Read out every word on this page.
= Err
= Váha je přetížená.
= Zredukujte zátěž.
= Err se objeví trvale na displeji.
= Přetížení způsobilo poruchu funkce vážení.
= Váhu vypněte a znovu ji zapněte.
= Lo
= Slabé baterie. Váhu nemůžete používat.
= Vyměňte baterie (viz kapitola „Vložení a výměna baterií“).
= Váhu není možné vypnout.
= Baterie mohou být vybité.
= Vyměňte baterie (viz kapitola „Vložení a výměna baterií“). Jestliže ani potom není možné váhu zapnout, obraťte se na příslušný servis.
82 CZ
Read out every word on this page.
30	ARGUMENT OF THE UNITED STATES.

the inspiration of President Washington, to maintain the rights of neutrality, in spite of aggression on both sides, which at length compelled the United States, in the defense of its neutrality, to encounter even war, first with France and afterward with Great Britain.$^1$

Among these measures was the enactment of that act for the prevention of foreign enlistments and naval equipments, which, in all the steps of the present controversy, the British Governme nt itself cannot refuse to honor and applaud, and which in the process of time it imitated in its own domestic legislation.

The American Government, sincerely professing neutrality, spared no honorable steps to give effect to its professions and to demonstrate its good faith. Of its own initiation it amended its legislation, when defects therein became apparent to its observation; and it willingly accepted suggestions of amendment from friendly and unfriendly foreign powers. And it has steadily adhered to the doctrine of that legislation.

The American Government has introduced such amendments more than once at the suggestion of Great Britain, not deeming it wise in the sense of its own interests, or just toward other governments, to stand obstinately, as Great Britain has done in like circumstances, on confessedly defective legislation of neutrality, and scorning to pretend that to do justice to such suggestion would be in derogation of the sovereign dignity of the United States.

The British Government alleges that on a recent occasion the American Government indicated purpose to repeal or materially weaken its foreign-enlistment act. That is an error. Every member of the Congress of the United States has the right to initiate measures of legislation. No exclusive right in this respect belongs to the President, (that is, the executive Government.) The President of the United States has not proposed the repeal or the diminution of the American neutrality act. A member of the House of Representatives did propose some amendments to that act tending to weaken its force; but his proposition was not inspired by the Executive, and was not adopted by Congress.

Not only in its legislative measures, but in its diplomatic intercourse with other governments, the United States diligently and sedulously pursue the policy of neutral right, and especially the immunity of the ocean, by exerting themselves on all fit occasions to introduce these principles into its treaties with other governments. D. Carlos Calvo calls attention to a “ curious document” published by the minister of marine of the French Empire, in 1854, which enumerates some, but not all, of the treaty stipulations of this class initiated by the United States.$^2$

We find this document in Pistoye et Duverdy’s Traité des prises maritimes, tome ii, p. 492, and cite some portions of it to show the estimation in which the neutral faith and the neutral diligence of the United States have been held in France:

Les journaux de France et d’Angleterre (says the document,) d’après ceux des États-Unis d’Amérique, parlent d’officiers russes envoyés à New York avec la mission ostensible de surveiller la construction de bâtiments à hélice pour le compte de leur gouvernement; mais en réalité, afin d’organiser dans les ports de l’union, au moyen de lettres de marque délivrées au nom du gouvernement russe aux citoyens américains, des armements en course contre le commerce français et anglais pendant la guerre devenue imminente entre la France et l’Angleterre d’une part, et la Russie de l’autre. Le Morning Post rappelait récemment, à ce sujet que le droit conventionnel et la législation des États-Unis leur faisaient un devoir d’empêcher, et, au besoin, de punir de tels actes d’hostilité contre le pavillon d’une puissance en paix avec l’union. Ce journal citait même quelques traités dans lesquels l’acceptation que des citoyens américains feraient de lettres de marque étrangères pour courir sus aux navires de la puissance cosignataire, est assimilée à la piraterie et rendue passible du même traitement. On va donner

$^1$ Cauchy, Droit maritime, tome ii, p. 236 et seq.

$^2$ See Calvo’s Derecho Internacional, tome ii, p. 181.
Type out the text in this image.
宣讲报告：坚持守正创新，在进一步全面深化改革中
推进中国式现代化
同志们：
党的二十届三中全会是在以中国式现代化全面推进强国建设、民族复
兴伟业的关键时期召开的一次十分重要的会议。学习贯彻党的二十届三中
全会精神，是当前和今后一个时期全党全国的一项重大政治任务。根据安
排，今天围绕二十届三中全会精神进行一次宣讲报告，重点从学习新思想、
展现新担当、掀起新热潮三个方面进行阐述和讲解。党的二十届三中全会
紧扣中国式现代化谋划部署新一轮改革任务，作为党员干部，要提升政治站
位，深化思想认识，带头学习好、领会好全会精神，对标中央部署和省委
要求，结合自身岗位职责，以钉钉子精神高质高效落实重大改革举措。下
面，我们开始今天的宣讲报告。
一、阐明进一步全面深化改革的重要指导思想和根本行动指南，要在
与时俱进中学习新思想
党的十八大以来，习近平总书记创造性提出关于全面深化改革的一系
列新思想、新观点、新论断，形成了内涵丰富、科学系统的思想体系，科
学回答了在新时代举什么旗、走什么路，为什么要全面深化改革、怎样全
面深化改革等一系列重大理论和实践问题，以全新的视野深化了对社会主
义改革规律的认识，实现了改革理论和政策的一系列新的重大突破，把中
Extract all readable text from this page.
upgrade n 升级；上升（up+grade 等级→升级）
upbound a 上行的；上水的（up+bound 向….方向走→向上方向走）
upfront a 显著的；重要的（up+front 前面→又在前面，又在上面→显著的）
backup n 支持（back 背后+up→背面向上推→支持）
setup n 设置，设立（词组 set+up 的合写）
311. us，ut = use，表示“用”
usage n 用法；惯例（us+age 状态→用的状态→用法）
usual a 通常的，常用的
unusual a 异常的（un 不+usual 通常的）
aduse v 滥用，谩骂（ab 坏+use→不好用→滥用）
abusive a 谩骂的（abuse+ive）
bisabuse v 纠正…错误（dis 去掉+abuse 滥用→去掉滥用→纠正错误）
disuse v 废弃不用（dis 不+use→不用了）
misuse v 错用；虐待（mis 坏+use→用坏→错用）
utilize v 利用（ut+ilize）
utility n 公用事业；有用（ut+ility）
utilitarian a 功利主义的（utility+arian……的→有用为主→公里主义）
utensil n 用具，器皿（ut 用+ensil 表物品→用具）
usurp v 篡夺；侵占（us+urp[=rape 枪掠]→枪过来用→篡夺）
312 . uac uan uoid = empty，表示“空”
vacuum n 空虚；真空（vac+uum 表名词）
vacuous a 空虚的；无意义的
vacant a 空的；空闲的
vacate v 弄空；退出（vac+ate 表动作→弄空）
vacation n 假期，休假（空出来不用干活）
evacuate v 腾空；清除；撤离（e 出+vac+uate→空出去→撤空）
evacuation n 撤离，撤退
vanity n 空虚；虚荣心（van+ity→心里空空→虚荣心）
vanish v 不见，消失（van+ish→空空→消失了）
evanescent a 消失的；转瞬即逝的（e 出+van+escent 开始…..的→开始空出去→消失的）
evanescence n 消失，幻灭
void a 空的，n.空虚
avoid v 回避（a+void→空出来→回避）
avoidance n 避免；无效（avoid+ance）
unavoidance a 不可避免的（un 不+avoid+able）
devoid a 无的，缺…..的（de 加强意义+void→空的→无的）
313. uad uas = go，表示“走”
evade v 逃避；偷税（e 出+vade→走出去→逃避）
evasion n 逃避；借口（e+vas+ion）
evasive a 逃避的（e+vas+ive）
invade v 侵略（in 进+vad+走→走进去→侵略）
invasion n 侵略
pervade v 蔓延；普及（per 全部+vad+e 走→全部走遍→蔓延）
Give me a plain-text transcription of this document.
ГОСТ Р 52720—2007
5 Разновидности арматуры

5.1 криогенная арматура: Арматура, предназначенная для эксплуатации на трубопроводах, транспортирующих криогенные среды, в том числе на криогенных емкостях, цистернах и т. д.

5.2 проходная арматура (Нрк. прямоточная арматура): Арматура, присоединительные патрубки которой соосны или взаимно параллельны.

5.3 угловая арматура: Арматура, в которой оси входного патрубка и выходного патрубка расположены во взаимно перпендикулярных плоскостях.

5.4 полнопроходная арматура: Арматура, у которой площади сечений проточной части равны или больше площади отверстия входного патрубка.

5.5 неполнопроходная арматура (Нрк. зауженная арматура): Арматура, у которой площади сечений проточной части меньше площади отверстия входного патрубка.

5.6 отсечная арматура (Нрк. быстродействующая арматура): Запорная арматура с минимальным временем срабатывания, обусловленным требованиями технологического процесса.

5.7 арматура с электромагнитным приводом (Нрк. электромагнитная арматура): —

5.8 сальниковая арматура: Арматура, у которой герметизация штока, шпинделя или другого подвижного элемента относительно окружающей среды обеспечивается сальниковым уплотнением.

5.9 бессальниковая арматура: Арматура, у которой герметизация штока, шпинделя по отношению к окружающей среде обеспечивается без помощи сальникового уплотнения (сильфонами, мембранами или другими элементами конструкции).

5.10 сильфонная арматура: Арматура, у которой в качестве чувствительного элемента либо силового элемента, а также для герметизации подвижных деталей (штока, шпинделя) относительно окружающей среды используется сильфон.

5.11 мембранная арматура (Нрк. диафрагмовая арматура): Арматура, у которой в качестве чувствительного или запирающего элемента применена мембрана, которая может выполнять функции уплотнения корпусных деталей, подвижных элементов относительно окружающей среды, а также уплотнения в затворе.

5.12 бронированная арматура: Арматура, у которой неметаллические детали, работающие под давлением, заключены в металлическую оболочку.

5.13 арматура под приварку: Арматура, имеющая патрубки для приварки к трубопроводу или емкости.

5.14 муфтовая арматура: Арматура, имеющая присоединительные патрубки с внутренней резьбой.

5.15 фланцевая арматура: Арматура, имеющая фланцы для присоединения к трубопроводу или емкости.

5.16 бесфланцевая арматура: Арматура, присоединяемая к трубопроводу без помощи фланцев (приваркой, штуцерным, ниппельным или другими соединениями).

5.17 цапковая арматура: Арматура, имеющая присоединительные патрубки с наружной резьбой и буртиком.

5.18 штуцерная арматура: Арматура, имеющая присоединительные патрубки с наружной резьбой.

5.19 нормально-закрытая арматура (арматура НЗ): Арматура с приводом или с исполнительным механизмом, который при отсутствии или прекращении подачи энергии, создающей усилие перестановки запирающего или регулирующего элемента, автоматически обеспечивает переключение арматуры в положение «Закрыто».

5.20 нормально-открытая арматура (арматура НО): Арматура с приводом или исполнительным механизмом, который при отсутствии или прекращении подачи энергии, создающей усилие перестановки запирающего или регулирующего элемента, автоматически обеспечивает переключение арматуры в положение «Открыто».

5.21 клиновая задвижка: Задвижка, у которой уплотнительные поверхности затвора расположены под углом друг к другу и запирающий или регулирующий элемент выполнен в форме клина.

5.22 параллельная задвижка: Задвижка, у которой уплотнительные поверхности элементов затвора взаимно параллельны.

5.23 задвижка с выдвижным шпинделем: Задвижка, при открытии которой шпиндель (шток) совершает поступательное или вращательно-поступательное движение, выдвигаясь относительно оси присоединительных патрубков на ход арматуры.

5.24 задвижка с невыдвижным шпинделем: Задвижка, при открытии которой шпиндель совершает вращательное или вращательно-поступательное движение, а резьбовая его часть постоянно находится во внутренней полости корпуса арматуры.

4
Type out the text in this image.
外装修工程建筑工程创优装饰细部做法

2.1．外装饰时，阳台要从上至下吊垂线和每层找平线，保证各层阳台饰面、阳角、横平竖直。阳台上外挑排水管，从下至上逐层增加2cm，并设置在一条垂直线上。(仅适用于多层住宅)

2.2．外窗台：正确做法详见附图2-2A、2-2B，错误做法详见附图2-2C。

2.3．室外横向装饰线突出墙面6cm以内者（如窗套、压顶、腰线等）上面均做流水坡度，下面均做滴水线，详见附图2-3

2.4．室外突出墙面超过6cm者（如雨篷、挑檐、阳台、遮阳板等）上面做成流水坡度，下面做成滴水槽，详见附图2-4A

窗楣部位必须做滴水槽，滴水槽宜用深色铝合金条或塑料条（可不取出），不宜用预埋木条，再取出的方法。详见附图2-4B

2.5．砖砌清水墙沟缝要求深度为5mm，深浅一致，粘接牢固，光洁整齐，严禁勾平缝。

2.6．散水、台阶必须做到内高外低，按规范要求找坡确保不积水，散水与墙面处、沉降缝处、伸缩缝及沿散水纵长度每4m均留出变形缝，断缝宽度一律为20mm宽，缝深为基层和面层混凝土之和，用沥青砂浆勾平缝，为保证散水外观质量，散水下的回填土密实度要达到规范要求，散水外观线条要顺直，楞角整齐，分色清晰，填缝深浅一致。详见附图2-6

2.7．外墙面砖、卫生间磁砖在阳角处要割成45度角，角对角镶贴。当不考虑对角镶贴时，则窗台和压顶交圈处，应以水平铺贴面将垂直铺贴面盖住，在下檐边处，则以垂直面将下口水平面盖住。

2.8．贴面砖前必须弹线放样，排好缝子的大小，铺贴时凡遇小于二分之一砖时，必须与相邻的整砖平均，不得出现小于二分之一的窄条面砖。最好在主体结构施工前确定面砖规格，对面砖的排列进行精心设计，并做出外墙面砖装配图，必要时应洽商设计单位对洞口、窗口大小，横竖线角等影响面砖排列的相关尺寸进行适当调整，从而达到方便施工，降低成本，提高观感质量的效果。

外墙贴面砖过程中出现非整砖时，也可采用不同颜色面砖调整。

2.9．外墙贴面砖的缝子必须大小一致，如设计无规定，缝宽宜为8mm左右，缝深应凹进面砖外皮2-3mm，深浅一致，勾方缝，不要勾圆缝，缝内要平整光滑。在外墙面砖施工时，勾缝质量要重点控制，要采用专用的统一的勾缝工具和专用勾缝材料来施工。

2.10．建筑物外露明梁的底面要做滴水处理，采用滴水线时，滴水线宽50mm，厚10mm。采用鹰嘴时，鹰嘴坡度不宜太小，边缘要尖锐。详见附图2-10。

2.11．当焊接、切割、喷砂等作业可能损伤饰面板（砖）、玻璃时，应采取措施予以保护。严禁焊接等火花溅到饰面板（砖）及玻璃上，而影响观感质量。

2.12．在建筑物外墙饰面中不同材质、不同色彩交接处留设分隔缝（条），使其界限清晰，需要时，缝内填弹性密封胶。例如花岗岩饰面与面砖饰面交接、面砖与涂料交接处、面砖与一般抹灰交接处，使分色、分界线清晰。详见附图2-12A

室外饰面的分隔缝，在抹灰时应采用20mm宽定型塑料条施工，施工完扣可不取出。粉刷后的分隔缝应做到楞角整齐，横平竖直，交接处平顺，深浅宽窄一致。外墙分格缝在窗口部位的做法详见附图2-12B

____________________

* [Exercise]:
Using the listing above, pull out all lines that hold the word "патрубки".

* [Solved problem]:
5.2 проходная арматура (Нрк. прямоточная арматура): Арматура, присоединительные патрубки которой соосны или взаимно параллельны.
5.13 арматура под приварку: Арматура, имеющая патрубки для приварки к трубопроводу или емкости.
5.14 муфтовая арматура: Арматура, имеющая присоединительные патрубки с внутренней резьбой.
5.17 цапковая арматура: Арматура, имеющая присоединительные патрубки с наружной резьбой и буртиком.
5.18 штуцерная арматура: Арматура, имеющая присоединительные патрубки с наружной резьбой.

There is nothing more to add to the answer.